Directions: Copy each line in which the string "represent" occurs.

Record extracts:
Start

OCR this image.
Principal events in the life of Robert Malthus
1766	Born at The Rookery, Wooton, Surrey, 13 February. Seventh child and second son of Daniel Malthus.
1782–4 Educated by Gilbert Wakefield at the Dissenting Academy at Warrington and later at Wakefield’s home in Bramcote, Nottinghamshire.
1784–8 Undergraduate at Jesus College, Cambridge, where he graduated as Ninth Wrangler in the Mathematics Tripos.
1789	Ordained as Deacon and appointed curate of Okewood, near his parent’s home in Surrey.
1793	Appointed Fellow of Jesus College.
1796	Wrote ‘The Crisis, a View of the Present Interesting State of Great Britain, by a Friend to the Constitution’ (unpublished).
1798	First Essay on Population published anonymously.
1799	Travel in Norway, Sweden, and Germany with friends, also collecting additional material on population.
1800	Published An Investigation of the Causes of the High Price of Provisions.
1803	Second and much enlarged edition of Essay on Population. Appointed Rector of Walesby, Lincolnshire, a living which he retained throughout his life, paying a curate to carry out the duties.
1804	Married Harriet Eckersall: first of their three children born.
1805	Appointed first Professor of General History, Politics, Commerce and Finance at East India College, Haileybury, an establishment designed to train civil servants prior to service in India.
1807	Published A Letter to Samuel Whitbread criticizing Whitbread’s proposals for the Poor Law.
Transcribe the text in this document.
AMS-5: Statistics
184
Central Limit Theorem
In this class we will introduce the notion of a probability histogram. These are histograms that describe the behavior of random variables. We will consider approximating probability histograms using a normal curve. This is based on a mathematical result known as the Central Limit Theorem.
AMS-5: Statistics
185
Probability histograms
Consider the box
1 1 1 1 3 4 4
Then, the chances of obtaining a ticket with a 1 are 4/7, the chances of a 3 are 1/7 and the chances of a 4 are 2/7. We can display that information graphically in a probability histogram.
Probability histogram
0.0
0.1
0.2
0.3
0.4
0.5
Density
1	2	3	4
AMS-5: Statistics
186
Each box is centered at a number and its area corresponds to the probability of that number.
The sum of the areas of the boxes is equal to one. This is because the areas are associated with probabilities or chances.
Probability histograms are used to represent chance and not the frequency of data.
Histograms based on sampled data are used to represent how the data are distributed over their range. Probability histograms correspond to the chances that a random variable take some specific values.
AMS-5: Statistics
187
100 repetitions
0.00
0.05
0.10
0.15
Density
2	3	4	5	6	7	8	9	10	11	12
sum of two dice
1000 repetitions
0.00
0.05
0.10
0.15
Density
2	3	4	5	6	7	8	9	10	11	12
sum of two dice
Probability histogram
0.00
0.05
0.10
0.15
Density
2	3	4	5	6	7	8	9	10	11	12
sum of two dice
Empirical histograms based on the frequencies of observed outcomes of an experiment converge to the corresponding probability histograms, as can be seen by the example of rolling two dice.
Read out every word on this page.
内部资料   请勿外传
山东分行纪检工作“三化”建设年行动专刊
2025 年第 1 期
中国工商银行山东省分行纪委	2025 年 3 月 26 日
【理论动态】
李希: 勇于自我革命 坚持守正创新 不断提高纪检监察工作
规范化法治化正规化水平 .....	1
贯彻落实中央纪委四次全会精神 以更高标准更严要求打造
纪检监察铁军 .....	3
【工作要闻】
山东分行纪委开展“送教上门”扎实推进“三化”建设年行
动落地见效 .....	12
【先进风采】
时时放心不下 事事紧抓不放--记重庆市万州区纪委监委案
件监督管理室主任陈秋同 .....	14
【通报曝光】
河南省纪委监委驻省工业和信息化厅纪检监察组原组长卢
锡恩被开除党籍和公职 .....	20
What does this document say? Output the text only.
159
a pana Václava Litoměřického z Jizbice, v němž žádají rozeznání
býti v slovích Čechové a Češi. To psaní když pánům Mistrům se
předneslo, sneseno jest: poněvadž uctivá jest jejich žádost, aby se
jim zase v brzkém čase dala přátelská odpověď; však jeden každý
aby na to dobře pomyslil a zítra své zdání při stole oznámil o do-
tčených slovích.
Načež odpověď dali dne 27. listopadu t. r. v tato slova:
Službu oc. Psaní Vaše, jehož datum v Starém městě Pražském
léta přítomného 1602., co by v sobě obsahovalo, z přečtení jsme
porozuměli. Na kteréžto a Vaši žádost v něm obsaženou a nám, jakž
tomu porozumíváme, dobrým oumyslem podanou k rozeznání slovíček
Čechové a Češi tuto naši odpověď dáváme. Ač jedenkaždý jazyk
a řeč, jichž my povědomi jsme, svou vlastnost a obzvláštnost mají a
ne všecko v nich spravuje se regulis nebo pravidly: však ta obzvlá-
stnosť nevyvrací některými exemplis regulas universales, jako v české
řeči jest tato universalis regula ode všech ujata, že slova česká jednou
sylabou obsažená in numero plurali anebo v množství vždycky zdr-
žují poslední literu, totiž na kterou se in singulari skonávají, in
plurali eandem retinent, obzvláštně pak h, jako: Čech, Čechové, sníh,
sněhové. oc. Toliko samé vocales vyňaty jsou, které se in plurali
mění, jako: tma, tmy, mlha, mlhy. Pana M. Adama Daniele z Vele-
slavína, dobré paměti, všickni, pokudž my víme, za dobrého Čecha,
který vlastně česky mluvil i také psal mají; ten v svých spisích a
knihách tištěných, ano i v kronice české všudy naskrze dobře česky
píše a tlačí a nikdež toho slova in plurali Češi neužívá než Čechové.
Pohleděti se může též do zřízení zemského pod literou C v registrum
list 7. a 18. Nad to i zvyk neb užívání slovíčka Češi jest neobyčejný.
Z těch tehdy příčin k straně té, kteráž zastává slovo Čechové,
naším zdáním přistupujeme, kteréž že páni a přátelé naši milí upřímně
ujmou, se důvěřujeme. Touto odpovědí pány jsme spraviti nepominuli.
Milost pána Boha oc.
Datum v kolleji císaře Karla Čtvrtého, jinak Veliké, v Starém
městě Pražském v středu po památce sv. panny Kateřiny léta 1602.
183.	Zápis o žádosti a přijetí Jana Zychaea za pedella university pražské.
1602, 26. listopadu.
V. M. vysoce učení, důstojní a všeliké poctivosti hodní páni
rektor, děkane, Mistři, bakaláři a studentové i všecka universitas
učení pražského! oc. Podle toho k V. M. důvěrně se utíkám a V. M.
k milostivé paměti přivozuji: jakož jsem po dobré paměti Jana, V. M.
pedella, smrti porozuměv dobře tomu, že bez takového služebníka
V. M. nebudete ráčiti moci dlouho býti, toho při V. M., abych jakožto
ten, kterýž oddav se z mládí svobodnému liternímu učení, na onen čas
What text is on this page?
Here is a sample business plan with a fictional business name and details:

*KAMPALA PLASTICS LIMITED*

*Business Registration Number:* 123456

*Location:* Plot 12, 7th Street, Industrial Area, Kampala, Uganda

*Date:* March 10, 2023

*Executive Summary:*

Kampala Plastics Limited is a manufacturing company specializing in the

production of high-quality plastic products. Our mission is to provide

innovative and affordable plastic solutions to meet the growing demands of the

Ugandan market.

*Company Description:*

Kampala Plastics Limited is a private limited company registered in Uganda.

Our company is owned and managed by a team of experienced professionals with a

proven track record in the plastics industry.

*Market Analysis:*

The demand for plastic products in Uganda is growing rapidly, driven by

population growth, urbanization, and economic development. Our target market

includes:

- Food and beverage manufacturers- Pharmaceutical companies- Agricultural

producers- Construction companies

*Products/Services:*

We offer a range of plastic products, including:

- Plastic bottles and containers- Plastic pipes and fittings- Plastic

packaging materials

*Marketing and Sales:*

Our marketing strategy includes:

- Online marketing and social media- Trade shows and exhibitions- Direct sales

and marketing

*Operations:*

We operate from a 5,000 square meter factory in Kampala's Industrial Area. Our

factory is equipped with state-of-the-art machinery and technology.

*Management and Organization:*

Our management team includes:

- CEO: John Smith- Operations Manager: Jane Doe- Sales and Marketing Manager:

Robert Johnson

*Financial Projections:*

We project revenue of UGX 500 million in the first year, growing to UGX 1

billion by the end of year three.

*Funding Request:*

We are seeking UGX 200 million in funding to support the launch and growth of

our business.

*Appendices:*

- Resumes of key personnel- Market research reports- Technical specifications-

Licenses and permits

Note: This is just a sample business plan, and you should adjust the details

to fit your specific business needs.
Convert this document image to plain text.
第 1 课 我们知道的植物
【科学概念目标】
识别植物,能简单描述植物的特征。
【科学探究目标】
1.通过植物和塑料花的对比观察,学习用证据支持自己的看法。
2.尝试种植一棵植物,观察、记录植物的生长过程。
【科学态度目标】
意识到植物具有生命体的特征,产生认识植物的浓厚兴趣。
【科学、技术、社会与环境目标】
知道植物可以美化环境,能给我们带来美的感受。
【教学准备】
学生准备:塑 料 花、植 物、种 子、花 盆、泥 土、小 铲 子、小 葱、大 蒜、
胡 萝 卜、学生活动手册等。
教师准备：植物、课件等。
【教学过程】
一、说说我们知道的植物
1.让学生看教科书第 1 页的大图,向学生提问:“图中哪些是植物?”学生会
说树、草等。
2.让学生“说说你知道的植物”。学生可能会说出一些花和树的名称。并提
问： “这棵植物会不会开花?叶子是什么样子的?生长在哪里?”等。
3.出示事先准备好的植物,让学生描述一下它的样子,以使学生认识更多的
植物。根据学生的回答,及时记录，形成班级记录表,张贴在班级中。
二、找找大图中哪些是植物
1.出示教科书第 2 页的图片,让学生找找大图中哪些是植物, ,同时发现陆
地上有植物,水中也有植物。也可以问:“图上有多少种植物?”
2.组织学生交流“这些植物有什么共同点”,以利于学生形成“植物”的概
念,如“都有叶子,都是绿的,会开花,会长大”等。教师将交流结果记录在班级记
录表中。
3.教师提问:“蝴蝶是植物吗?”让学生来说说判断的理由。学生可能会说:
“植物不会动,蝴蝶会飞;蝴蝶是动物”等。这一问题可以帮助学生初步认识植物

End

Solution to the problem:
Probability histograms are used to represent chance and not the frequency of data.
Histograms based on sampled data are used to represent how the data are distributed over their range. Probability histograms correspond to the chances that a random variable take some specific values.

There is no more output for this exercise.